-- Start RECORD EXCERPTS --

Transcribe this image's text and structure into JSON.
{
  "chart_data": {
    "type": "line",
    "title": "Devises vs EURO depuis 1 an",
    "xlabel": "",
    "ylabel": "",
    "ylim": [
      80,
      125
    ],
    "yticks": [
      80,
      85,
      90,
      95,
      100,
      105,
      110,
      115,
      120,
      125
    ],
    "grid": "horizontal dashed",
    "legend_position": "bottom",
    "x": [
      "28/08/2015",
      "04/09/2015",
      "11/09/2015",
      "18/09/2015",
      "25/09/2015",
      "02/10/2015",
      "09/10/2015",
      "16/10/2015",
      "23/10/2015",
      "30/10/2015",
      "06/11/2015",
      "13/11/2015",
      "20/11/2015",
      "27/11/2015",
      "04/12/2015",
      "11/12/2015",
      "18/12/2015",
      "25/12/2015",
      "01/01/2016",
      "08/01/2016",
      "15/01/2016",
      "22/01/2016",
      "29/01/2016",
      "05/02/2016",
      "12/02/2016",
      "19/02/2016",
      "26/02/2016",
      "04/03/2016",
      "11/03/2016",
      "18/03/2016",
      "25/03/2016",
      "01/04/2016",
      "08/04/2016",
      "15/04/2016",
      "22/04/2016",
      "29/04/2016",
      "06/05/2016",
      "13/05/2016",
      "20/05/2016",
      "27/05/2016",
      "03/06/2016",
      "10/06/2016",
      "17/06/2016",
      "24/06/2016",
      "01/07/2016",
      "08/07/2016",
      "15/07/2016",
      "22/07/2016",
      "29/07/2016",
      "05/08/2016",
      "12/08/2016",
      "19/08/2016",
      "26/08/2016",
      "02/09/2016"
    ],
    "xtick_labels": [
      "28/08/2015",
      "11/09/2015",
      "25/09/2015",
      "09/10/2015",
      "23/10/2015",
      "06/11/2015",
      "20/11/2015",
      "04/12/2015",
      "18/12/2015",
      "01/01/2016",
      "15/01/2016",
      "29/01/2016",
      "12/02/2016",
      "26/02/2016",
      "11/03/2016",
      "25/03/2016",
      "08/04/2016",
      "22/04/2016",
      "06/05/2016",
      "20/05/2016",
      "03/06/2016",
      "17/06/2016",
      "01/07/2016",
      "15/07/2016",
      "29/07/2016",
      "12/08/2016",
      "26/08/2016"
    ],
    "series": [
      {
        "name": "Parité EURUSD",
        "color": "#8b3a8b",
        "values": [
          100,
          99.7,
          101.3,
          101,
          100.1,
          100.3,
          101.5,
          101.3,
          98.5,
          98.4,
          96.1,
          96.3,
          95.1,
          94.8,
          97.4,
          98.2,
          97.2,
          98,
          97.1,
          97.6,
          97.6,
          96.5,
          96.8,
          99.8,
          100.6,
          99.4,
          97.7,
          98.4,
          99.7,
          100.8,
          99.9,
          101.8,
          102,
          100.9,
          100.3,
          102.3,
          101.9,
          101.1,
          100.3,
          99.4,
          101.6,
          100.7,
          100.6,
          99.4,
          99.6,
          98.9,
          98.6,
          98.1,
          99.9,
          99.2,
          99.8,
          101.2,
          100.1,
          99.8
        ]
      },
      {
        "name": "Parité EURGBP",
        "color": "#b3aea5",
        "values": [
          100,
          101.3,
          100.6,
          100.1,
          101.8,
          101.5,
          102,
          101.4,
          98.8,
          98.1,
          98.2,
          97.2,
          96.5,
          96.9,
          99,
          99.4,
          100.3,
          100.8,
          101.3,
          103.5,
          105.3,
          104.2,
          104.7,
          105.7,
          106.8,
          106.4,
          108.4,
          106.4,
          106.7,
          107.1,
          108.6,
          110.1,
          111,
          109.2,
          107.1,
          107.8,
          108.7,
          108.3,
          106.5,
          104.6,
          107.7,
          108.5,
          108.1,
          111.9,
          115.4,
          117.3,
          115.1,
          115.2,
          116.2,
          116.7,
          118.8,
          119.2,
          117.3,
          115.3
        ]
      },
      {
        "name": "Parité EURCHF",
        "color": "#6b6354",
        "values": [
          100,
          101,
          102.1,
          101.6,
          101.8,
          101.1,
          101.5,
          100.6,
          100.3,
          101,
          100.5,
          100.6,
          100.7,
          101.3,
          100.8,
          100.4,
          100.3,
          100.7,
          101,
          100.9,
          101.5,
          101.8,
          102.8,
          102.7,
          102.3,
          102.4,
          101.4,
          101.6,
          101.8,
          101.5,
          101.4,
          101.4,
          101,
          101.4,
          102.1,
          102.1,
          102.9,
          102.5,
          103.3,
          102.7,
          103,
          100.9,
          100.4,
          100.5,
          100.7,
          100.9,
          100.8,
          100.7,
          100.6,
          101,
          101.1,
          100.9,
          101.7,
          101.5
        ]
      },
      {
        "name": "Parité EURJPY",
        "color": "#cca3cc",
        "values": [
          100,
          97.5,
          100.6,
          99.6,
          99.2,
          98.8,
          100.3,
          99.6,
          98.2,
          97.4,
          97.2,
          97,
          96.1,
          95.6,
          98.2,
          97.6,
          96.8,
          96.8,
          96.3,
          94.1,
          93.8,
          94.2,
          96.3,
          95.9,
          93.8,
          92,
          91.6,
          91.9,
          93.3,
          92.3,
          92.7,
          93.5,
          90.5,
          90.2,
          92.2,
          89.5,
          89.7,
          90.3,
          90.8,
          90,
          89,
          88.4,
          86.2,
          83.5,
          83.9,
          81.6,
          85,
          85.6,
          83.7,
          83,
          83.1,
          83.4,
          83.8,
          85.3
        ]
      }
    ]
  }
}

-- End RECORD EXCERPTS --

▸ **WHAT IS NEEDED**
Copy out the whole listing, exactly as written.

▸ **FINISHED TASK**
Transcribe this image's text and structure into JSON.
{
  "chart_data": {
    "type": "line",
    "title": "Devises vs EURO depuis 1 an",
    "xlabel": "",
    "ylabel": "",
    "ylim": [
      80,
      125
    ],
    "yticks": [
      80,
      85,
      90,
      95,
      100,
      105,
      110,
      115,
      120,
      125
    ],
    "grid": "horizontal dashed",
    "legend_position": "bottom",
    "x": [
      "28/08/2015",
      "04/09/2015",
      "11/09/2015",
      "18/09/2015",
      "25/09/2015",
      "02/10/2015",
      "09/10/2015",
      "16/10/2015",
      "23/10/2015",
      "30/10/2015",
      "06/11/2015",
      "13/11/2015",
      "20/11/2015",
      "27/11/2015",
      "04/12/2015",
      "11/12/2015",
      "18/12/2015",
      "25/12/2015",
      "01/01/2016",
      "08/01/2016",
      "15/01/2016",
      "22/01/2016",
      "29/01/2016",
      "05/02/2016",
      "12/02/2016",
      "19/02/2016",
      "26/02/2016",
      "04/03/2016",
      "11/03/2016",
      "18/03/2016",
      "25/03/2016",
      "01/04/2016",
      "08/04/2016",
      "15/04/2016",
      "22/04/2016",
      "29/04/2016",
      "06/05/2016",
      "13/05/2016",
      "20/05/2016",
      "27/05/2016",
      "03/06/2016",
      "10/06/2016",
      "17/06/2016",
      "24/06/2016",
      "01/07/2016",
      "08/07/2016",
      "15/07/2016",
      "22/07/2016",
      "29/07/2016",
      "05/08/2016",
      "12/08/2016",
      "19/08/2016",
      "26/08/2016",
      "02/09/2016"
    ],
    "xtick_labels": [
      "28/08/2015",
      "11/09/2015",
      "25/09/2015",
      "09/10/2015",
      "23/10/2015",
      "06/11/2015",
      "20/11/2015",
      "04/12/2015",
      "18/12/2015",
      "01/01/2016",
      "15/01/2016",
      "29/01/2016",
      "12/02/2016",
      "26/02/2016",
      "11/03/2016",
      "25/03/2016",
      "08/04/2016",
      "22/04/2016",
      "06/05/2016",
      "20/05/2016",
      "03/06/2016",
      "17/06/2016",
      "01/07/2016",
      "15/07/2016",
      "29/07/2016",
      "12/08/2016",
      "26/08/2016"
    ],
    "series": [
      {
        "name": "Parité EURUSD",
        "color": "#8b3a8b",
        "values": [
          100,
          99.7,
          101.3,
          101,
          100.1,
          100.3,
          101.5,
          101.3,
          98.5,
          98.4,
          96.1,
          96.3,
          95.1,
          94.8,
          97.4,
          98.2,
          97.2,
          98,
          97.1,
          97.6,
          97.6,
          96.5,
          96.8,
          99.8,
          100.6,
          99.4,
          97.7,
          98.4,
          99.7,
          100.8,
          99.9,
          101.8,
          102,
          100.9,
          100.3,
          102.3,
          101.9,
          101.1,
          100.3,
          99.4,
          101.6,
          100.7,
          100.6,
          99.4,
          99.6,
          98.9,
          98.6,
          98.1,
          99.9,
          99.2,
          99.8,
          101.2,
          100.1,
          99.8
        ]
      },
      {
        "name": "Parité EURGBP",
        "color": "#b3aea5",
        "values": [
          100,
          101.3,
          100.6,
          100.1,
          101.8,
          101.5,
          102,
          101.4,
          98.8,
          98.1,
          98.2,
          97.2,
          96.5,
          96.9,
          99,
          99.4,
          100.3,
          100.8,
          101.3,
          103.5,
          105.3,
          104.2,
          104.7,
          105.7,
          106.8,
          106.4,
          108.4,
          106.4,
          106.7,
          107.1,
          108.6,
          110.1,
          111,
          109.2,
          107.1,
          107.8,
          108.7,
          108.3,
          106.5,
          104.6,
          107.7,
          108.5,
          108.1,
          111.9,
          115.4,
          117.3,
          115.1,
          115.2,
          116.2,
          116.7,
          118.8,
          119.2,
          117.3,
          115.3
        ]
      },
      {
        "name": "Parité EURCHF",
        "color": "#6b6354",
        "values": [
          100,
          101,
          102.1,
          101.6,
          101.8,
          101.1,
          101.5,
          100.6,
          100.3,
          101,
          100.5,
          100.6,
          100.7,
          101.3,
          100.8,
          100.4,
          100.3,
          100.7,
          101,
          100.9,
          101.5,
          101.8,
          102.8,
          102.7,
          102.3,
          102.4,
          101.4,
          101.6,
          101.8,
          101.5,
          101.4,
          101.4,
          101,
          101.4,
          102.1,
          102.1,
          102.9,
          102.5,
          103.3,
          102.7,
          103,
          100.9,
          100.4,
          100.5,
          100.7,
          100.9,
          100.8,
          100.7,
          100.6,
          101,
          101.1,
          100.9,
          101.7,
          101.5
        ]
      },
      {
        "name": "Parité EURJPY",
        "color": "#cca3cc",
        "values": [
          100,
          97.5,
          100.6,
          99.6,
          99.2,
          98.8,
          100.3,
          99.6,
          98.2,
          97.4,
          97.2,
          97,
          96.1,
          95.6,
          98.2,
          97.6,
          96.8,
          96.8,
          96.3,
          94.1,
          93.8,
          94.2,
          96.3,
          95.9,
          93.8,
          92,
          91.6,
          91.9,
          93.3,
          92.3,
          92.7,
          93.5,
          90.5,
          90.2,
          92.2,
          89.5,
          89.7,
          90.3,
          90.8,
          90,
          89,
          88.4,
          86.2,
          83.5,
          83.9,
          81.6,
          85,
          85.6,
          83.7,
          83,
          83.1,
          83.4,
          83.8,
          85.3
        ]
      }
    ]
  }
}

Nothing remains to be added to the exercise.